* Begin INPUT MATERIAL *

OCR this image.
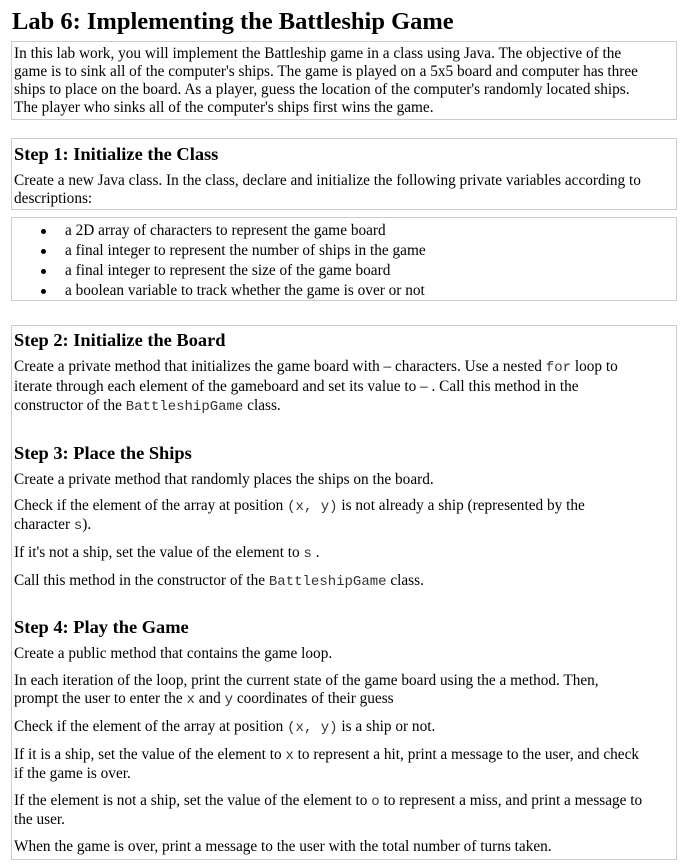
Lab 6: Implementing the Battleship Game

In this lab work, you will implement the Battleship game in a class using Java. The objective of the

game is to sink all of the computer's ships. The game is played on a 5x5 board and computer has three

ships to place on the board. As a player, guess the location of the computer's randomly located ships.

The player who sinks all of the computer's ships first wins the game.

Step 1: Initialize the Class

Create a new Java class. In the class, declare and initialize the following private variables according to descriptions:

a 2D array of characters to represent the game board
a final integer to represent the number of ships in the game
a final integer to represent the size of the game board
a boolean variable to track whether the game is over or not
Step 2: Initialize the Board

Create a private method that initializes the game board with – characters. Use a nested for loop to

iterate through each element of the gameboard and set its value to – . Call this method in the

constructor of the BattleshipGame class.

Step 3: Place the Ships

Create a private method that randomly places the ships on the board.

Check if the element of the array at position (x, y) is not already a ship (represented by the

character s).

If it's not a ship, set the value of the element to s .

Call this method in the constructor of the BattleshipGame class.

Step 4: Play the Game

Create a public method that contains the game loop.

In each iteration of the loop, print the current state of the game board using the a method. Then,

prompt the user to enter the x and y coordinates of their guess

Check if the element of the array at position (x, y) is a ship or not.

If it is a ship, set the value of the element to x to represent a hit, print a message to the user, and check

if the game is over.

If the element is not a ship, set the value of the element to o to represent a miss, and print a message to

the user.

When the game is over, print a message to the user with the total number of turns taken.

* End INPUT MATERIAL *

Leave the pictures out, and transcribe each of the records exactly.

ANSWER TO THE PROBLEM:
OCR this image.
Lab 6: Implementing the Battleship Game

In this lab work, you will implement the Battleship game in a class using Java. The objective of the

game is to sink all of the computer's ships. The game is played on a 5x5 board and computer has three

ships to place on the board. As a player, guess the location of the computer's randomly located ships.

The player who sinks all of the computer's ships first wins the game.

Step 1: Initialize the Class

Create a new Java class. In the class, declare and initialize the following private variables according to descriptions:

a 2D array of characters to represent the game board
a final integer to represent the number of ships in the game
a final integer to represent the size of the game board
a boolean variable to track whether the game is over or not
Step 2: Initialize the Board

Create a private method that initializes the game board with – characters. Use a nested for loop to

iterate through each element of the gameboard and set its value to – . Call this method in the

constructor of the BattleshipGame class.

Step 3: Place the Ships

Create a private method that randomly places the ships on the board.

Check if the element of the array at position (x, y) is not already a ship (represented by the

character s).

If it's not a ship, set the value of the element to s .

Call this method in the constructor of the BattleshipGame class.

Step 4: Play the Game

Create a public method that contains the game loop.

In each iteration of the loop, print the current state of the game board using the a method. Then,

prompt the user to enter the x and y coordinates of their guess

Check if the element of the array at position (x, y) is a ship or not.

If it is a ship, set the value of the element to x to represent a hit, print a message to the user, and check

if the game is over.

If the element is not a ship, set the value of the element to o to represent a miss, and print a message to

the user.

When the game is over, print a message to the user with the total number of turns taken.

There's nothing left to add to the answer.